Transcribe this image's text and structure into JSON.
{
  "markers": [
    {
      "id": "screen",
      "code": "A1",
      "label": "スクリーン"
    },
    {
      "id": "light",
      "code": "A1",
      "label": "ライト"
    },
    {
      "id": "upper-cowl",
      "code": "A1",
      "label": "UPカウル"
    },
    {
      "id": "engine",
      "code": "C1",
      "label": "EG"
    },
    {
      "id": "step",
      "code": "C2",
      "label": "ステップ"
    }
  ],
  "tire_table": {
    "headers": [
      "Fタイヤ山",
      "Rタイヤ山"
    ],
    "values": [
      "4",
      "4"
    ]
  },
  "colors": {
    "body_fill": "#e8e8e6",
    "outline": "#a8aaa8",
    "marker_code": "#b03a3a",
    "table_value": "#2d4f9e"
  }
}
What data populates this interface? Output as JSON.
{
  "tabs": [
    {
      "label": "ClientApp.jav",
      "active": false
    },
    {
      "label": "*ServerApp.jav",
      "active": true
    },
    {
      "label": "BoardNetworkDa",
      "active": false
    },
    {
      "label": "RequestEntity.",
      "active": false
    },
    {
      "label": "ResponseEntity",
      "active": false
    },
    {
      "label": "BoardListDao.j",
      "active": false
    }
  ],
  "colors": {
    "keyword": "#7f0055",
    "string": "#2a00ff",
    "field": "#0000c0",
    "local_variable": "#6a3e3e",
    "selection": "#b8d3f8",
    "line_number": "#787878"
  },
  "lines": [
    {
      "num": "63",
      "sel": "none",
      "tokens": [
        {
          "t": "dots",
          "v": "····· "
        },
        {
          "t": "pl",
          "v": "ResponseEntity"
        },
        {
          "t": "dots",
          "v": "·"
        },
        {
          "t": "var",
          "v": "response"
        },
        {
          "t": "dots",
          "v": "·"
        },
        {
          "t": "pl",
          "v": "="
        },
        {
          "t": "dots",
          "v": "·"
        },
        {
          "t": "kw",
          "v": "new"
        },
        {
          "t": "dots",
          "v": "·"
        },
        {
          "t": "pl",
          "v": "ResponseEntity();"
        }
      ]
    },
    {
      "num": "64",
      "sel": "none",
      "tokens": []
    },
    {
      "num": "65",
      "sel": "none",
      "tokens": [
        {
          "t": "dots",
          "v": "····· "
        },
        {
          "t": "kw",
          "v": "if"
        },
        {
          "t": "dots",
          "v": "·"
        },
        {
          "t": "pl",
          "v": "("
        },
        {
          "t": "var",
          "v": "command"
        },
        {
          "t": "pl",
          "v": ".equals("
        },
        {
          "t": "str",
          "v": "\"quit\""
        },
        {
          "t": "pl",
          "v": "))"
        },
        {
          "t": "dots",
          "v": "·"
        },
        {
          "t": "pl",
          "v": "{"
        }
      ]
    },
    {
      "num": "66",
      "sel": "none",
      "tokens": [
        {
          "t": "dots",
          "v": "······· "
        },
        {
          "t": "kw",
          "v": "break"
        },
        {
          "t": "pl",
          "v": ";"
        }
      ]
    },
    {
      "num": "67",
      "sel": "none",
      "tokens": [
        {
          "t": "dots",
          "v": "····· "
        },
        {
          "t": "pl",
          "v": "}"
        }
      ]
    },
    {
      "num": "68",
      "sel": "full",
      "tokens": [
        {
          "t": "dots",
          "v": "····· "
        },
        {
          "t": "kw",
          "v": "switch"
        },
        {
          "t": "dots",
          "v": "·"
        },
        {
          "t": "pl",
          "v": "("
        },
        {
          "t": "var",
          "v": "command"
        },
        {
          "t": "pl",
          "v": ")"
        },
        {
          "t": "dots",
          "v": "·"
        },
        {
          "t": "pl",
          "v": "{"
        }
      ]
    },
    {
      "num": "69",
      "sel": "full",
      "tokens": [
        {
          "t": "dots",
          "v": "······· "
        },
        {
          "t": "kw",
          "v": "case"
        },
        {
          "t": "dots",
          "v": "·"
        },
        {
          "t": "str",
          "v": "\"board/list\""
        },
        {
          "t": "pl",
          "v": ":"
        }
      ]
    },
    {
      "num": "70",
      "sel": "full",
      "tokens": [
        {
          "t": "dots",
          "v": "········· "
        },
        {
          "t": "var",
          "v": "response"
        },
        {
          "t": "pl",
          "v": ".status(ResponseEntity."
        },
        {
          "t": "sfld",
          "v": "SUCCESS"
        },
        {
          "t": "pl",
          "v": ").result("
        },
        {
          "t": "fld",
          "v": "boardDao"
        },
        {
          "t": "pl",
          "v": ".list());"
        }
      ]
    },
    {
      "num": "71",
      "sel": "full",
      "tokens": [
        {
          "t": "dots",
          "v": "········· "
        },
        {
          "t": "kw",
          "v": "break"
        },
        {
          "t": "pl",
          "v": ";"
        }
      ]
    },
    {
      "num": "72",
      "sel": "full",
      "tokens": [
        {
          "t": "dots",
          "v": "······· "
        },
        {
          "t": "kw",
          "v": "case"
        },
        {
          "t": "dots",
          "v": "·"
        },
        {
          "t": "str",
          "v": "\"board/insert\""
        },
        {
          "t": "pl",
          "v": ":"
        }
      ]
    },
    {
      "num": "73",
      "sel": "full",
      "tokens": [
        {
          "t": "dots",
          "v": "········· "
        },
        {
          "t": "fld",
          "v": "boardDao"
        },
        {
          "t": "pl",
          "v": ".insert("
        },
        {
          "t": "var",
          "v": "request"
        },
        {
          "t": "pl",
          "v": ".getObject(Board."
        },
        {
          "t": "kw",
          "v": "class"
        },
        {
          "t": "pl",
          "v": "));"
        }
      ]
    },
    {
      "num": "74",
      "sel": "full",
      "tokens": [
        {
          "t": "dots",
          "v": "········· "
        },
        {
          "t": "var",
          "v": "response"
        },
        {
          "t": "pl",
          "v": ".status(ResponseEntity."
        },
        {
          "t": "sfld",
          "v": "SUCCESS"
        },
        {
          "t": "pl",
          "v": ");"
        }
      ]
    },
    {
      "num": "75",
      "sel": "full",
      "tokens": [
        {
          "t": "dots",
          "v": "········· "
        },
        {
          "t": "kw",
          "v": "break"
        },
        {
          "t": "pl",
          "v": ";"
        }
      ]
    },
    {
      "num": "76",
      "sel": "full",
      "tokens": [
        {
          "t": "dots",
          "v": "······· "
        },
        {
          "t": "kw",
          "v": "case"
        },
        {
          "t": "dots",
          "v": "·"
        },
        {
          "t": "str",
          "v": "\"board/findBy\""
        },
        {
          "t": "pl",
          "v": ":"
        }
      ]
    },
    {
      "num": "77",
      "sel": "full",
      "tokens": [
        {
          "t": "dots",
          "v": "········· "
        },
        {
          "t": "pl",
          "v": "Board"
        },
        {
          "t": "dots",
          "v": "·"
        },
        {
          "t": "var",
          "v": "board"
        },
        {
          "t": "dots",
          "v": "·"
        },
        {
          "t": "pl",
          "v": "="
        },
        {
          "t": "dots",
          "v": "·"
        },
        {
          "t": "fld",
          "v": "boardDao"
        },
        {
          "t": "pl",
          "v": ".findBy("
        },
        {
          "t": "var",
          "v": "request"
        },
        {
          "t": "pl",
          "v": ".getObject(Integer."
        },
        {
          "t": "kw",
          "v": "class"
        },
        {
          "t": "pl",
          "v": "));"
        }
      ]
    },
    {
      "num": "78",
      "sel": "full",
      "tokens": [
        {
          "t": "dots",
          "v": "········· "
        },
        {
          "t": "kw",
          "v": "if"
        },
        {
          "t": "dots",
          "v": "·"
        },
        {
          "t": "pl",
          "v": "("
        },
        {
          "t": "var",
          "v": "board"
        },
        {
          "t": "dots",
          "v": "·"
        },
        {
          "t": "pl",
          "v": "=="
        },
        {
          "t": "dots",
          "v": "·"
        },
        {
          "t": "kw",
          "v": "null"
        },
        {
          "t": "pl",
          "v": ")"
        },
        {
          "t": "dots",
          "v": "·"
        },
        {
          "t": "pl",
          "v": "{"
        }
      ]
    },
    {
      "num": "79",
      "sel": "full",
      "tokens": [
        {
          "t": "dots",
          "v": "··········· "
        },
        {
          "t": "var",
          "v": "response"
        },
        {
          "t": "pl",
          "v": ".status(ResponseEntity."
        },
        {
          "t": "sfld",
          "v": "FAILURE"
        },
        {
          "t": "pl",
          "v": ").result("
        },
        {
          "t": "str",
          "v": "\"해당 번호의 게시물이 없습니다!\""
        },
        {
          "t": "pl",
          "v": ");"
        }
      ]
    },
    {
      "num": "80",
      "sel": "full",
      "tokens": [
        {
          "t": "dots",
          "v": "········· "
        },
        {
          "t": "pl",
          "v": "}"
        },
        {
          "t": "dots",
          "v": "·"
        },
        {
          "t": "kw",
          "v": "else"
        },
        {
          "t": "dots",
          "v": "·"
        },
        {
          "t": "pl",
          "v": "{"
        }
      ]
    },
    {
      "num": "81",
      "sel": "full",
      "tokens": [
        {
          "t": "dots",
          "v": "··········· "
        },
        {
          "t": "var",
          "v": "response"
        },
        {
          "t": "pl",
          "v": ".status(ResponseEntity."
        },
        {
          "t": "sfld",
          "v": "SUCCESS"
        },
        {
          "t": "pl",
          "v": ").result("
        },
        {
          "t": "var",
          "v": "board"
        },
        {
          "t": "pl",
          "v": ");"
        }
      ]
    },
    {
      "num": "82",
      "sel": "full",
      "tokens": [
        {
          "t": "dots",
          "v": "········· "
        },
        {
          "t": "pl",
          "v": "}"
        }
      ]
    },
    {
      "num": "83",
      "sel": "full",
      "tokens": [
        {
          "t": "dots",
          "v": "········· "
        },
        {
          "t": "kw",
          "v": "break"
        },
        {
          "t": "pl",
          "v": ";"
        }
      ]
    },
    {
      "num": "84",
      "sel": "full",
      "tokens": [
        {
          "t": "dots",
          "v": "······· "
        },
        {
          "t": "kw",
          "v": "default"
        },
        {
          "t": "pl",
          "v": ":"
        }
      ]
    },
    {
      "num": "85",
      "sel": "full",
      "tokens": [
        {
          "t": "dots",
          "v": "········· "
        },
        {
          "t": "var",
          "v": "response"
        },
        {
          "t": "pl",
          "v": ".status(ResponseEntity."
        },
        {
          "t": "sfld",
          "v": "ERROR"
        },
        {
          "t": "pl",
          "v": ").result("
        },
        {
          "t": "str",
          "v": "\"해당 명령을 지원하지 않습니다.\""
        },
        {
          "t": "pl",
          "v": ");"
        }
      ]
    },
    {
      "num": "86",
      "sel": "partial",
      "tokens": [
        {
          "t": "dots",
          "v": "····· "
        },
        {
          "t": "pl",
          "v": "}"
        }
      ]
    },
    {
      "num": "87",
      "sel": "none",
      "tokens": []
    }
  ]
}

========================

## AIM
Copy all lines above containing the string "JSON".

## THE RESULT
Transcribe this image's text and structure into JSON.
What data populates this interface? Output as JSON.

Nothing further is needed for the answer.